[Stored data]

┄┄┄┄┄┄

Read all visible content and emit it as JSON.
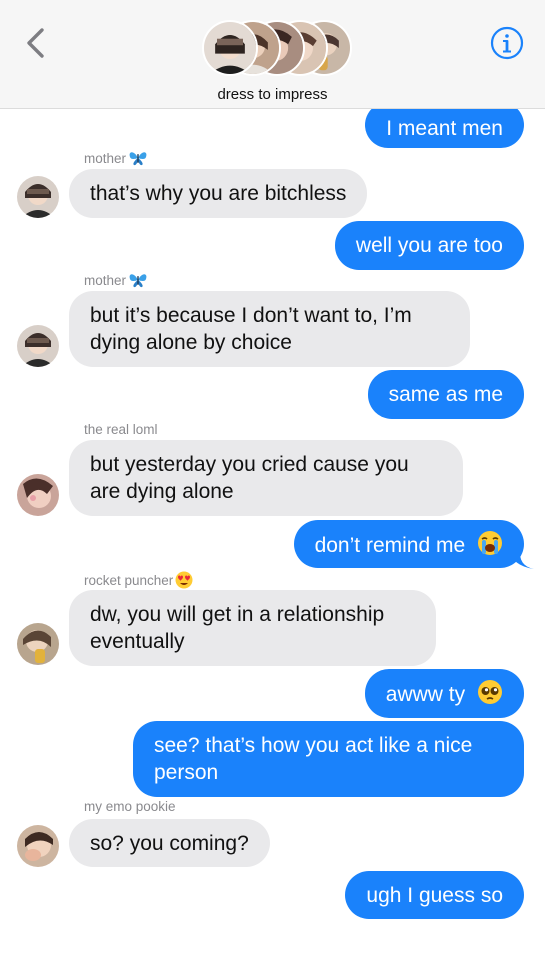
{
  "header": {
    "group_name": "dress to impress",
    "back_icon": "chevron-left-icon",
    "info_icon": "info-circle-icon"
  },
  "colors": {
    "outgoing_bubble": "#1a82fb",
    "incoming_bubble": "#e9e9eb",
    "accent": "#1a82fb"
  },
  "messages": [
    {
      "direction": "outgoing",
      "text": "I meant men"
    },
    {
      "direction": "incoming",
      "sender": "mother",
      "sender_emoji": "butterfly-emoji",
      "text": "that’s why you are bitchless"
    },
    {
      "direction": "outgoing",
      "text": "well you are too"
    },
    {
      "direction": "incoming",
      "sender": "mother",
      "sender_emoji": "butterfly-emoji",
      "text": "but it’s because I don’t want to, I’m dying alone by choice"
    },
    {
      "direction": "outgoing",
      "text": "same as me"
    },
    {
      "direction": "incoming",
      "sender": "the real loml",
      "text": "but yesterday you cried cause you are dying alone"
    },
    {
      "direction": "outgoing",
      "text": "don’t remind me",
      "emoji": "loudly-crying-face-emoji"
    },
    {
      "direction": "incoming",
      "sender": "rocket puncher",
      "sender_emoji": "heart-eyes-emoji",
      "text": "dw, you will get in a relationship eventually"
    },
    {
      "direction": "outgoing",
      "text": "awww ty",
      "emoji": "pleading-face-emoji"
    },
    {
      "direction": "outgoing",
      "text": "see? that’s how you act like a nice person"
    },
    {
      "direction": "incoming",
      "sender": "my emo pookie",
      "text": "so? you coming?"
    },
    {
      "direction": "outgoing",
      "text": "ugh I guess so"
    }
  ]
}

┄┄┄┄┄┄

_WRITTEN EXERCISE_: Quote the records in full and exactly; skip any image.

_SOLVED PROBLEM_:
Read all visible content and emit it as JSON.
{
  "header": {
    "group_name": "dress to impress",
    "back_icon": "chevron-left-icon",
    "info_icon": "info-circle-icon"
  },
  "colors": {
    "outgoing_bubble": "#1a82fb",
    "incoming_bubble": "#e9e9eb",
    "accent": "#1a82fb"
  },
  "messages": [
    {
      "direction": "outgoing",
      "text": "I meant men"
    },
    {
      "direction": "incoming",
      "sender": "mother",
      "sender_emoji": "butterfly-emoji",
      "text": "that’s why you are bitchless"
    },
    {
      "direction": "outgoing",
      "text": "well you are too"
    },
    {
      "direction": "incoming",
      "sender": "mother",
      "sender_emoji": "butterfly-emoji",
      "text": "but it’s because I don’t want to, I’m dying alone by choice"
    },
    {
      "direction": "outgoing",
      "text": "same as me"
    },
    {
      "direction": "incoming",
      "sender": "the real loml",
      "text": "but yesterday you cried cause you are dying alone"
    },
    {
      "direction": "outgoing",
      "text": "don’t remind me",
      "emoji": "loudly-crying-face-emoji"
    },
    {
      "direction": "incoming",
      "sender": "rocket puncher",
      "sender_emoji": "heart-eyes-emoji",
      "text": "dw, you will get in a relationship eventually"
    },
    {
      "direction": "outgoing",
      "text": "awww ty",
      "emoji": "pleading-face-emoji"
    },
    {
      "direction": "outgoing",
      "text": "see? that’s how you act like a nice person"
    },
    {
      "direction": "incoming",
      "sender": "my emo pookie",
      "text": "so? you coming?"
    },
    {
      "direction": "outgoing",
      "text": "ugh I guess so"
    }
  ]
}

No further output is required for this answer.